What to work on | Quote the records beneath, complete and exact. Leave out images.

Supplied data |
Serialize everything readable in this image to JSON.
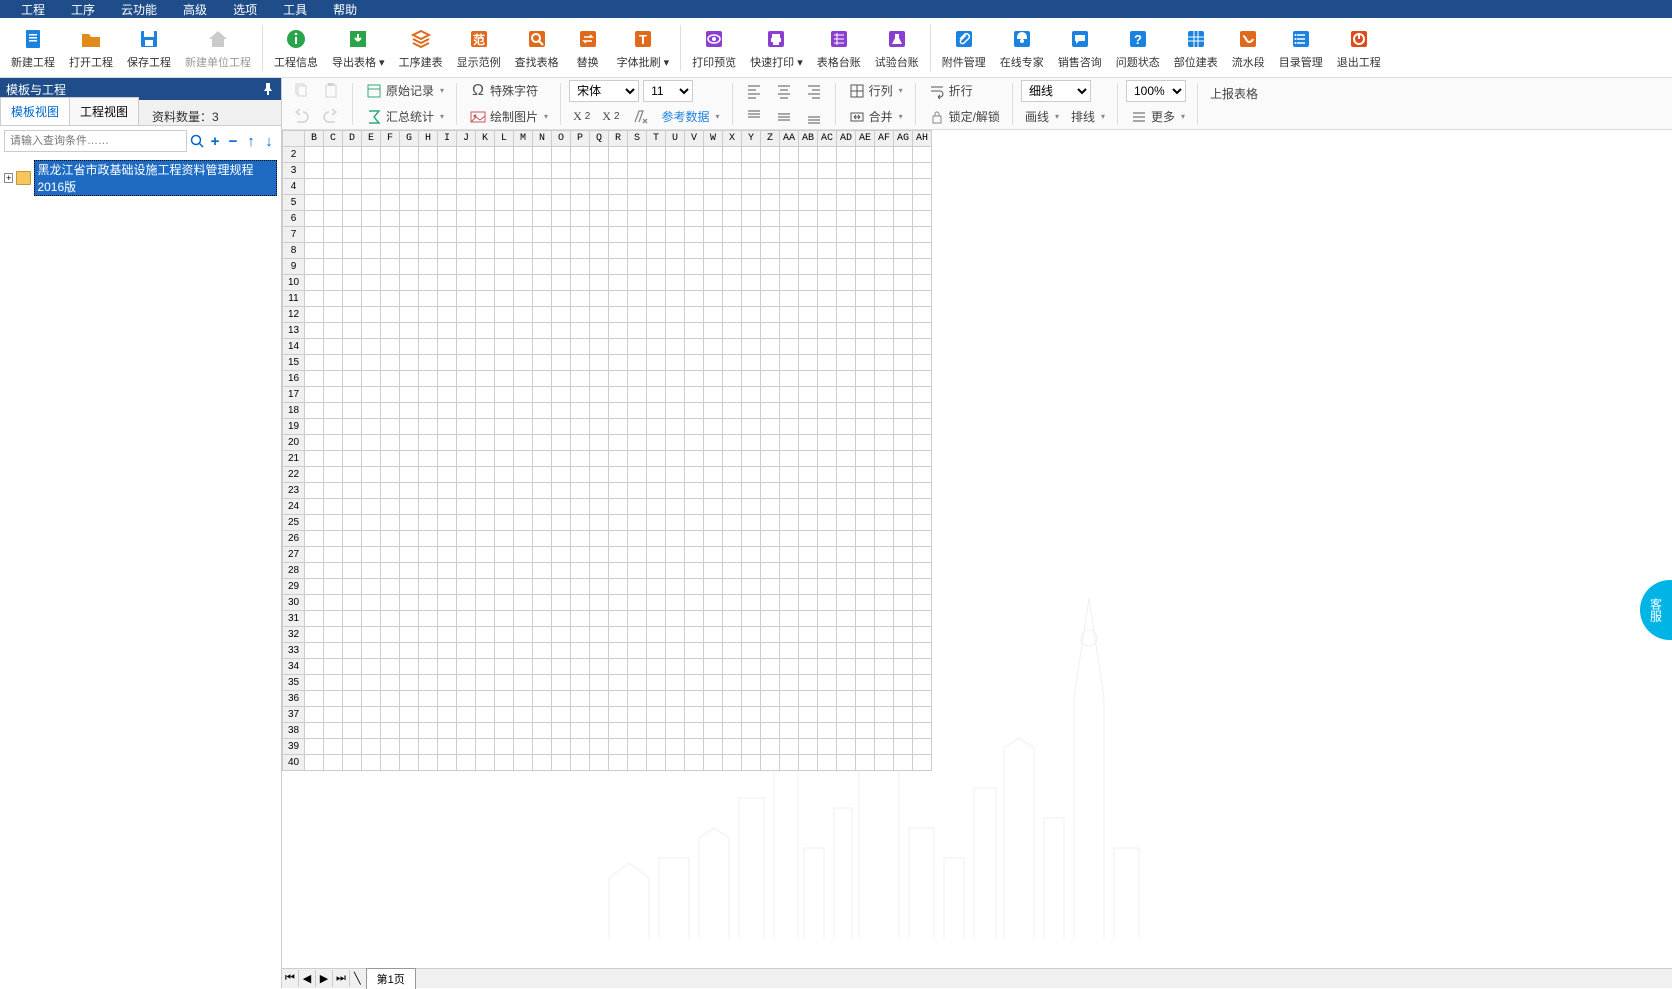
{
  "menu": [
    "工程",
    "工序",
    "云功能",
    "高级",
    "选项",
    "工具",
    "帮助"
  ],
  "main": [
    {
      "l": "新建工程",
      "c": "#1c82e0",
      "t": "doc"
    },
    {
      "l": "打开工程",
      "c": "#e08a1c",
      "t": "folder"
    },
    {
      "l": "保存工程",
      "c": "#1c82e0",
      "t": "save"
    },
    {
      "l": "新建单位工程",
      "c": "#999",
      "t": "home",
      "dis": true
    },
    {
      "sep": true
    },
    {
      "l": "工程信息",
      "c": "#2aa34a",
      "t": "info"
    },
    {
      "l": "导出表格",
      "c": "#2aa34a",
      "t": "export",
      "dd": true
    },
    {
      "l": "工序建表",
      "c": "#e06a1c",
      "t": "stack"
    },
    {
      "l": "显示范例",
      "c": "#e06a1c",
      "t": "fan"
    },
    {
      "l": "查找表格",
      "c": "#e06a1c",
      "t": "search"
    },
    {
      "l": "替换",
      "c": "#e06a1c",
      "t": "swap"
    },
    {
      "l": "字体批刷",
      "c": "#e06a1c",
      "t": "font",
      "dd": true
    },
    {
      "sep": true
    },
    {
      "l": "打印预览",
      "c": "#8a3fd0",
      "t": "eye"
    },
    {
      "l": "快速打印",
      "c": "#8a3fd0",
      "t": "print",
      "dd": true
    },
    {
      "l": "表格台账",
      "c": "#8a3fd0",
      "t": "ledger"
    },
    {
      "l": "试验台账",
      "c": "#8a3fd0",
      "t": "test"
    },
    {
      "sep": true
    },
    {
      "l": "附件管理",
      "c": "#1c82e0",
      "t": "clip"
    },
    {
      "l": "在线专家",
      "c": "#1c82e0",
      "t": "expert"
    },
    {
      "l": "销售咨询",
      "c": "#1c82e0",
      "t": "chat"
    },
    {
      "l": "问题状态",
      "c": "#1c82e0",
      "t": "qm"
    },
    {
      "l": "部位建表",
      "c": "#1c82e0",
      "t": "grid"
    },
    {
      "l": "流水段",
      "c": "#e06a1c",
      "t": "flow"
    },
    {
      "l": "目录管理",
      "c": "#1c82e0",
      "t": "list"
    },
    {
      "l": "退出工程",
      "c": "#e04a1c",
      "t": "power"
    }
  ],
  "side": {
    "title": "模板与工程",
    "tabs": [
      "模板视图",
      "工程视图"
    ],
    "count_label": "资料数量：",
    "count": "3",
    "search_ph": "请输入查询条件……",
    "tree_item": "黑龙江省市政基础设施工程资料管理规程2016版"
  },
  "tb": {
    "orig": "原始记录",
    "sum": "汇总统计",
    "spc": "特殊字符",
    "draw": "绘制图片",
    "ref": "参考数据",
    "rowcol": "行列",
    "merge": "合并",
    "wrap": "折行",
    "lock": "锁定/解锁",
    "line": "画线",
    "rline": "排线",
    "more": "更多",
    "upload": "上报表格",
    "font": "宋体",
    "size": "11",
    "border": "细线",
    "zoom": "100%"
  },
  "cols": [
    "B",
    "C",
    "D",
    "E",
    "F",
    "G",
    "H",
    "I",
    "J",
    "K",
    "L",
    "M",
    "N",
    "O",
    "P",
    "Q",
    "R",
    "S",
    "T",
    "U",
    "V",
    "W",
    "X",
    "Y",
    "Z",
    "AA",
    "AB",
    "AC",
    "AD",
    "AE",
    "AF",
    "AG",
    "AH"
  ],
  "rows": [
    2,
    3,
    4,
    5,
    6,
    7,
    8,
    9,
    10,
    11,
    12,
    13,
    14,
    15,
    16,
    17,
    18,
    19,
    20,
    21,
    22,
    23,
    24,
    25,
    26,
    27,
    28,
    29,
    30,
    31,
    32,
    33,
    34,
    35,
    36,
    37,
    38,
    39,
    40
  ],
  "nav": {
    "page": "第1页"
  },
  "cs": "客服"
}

Exercise response |
Serialize everything readable in this image to JSON.
{
  "menu": [
    "工程",
    "工序",
    "云功能",
    "高级",
    "选项",
    "工具",
    "帮助"
  ],
  "main": [
    {
      "l": "新建工程",
      "c": "#1c82e0",
      "t": "doc"
    },
    {
      "l": "打开工程",
      "c": "#e08a1c",
      "t": "folder"
    },
    {
      "l": "保存工程",
      "c": "#1c82e0",
      "t": "save"
    },
    {
      "l": "新建单位工程",
      "c": "#999",
      "t": "home",
      "dis": true
    },
    {
      "sep": true
    },
    {
      "l": "工程信息",
      "c": "#2aa34a",
      "t": "info"
    },
    {
      "l": "导出表格",
      "c": "#2aa34a",
      "t": "export",
      "dd": true
    },
    {
      "l": "工序建表",
      "c": "#e06a1c",
      "t": "stack"
    },
    {
      "l": "显示范例",
      "c": "#e06a1c",
      "t": "fan"
    },
    {
      "l": "查找表格",
      "c": "#e06a1c",
      "t": "search"
    },
    {
      "l": "替换",
      "c": "#e06a1c",
      "t": "swap"
    },
    {
      "l": "字体批刷",
      "c": "#e06a1c",
      "t": "font",
      "dd": true
    },
    {
      "sep": true
    },
    {
      "l": "打印预览",
      "c": "#8a3fd0",
      "t": "eye"
    },
    {
      "l": "快速打印",
      "c": "#8a3fd0",
      "t": "print",
      "dd": true
    },
    {
      "l": "表格台账",
      "c": "#8a3fd0",
      "t": "ledger"
    },
    {
      "l": "试验台账",
      "c": "#8a3fd0",
      "t": "test"
    },
    {
      "sep": true
    },
    {
      "l": "附件管理",
      "c": "#1c82e0",
      "t": "clip"
    },
    {
      "l": "在线专家",
      "c": "#1c82e0",
      "t": "expert"
    },
    {
      "l": "销售咨询",
      "c": "#1c82e0",
      "t": "chat"
    },
    {
      "l": "问题状态",
      "c": "#1c82e0",
      "t": "qm"
    },
    {
      "l": "部位建表",
      "c": "#1c82e0",
      "t": "grid"
    },
    {
      "l": "流水段",
      "c": "#e06a1c",
      "t": "flow"
    },
    {
      "l": "目录管理",
      "c": "#1c82e0",
      "t": "list"
    },
    {
      "l": "退出工程",
      "c": "#e04a1c",
      "t": "power"
    }
  ],
  "side": {
    "title": "模板与工程",
    "tabs": [
      "模板视图",
      "工程视图"
    ],
    "count_label": "资料数量：",
    "count": "3",
    "search_ph": "请输入查询条件……",
    "tree_item": "黑龙江省市政基础设施工程资料管理规程2016版"
  },
  "tb": {
    "orig": "原始记录",
    "sum": "汇总统计",
    "spc": "特殊字符",
    "draw": "绘制图片",
    "ref": "参考数据",
    "rowcol": "行列",
    "merge": "合并",
    "wrap": "折行",
    "lock": "锁定/解锁",
    "line": "画线",
    "rline": "排线",
    "more": "更多",
    "upload": "上报表格",
    "font": "宋体",
    "size": "11",
    "border": "细线",
    "zoom": "100%"
  },
  "cols": [
    "B",
    "C",
    "D",
    "E",
    "F",
    "G",
    "H",
    "I",
    "J",
    "K",
    "L",
    "M",
    "N",
    "O",
    "P",
    "Q",
    "R",
    "S",
    "T",
    "U",
    "V",
    "W",
    "X",
    "Y",
    "Z",
    "AA",
    "AB",
    "AC",
    "AD",
    "AE",
    "AF",
    "AG",
    "AH"
  ],
  "rows": [
    2,
    3,
    4,
    5,
    6,
    7,
    8,
    9,
    10,
    11,
    12,
    13,
    14,
    15,
    16,
    17,
    18,
    19,
    20,
    21,
    22,
    23,
    24,
    25,
    26,
    27,
    28,
    29,
    30,
    31,
    32,
    33,
    34,
    35,
    36,
    37,
    38,
    39,
    40
  ],
  "nav": {
    "page": "第1页"
  },
  "cs": "客服"
}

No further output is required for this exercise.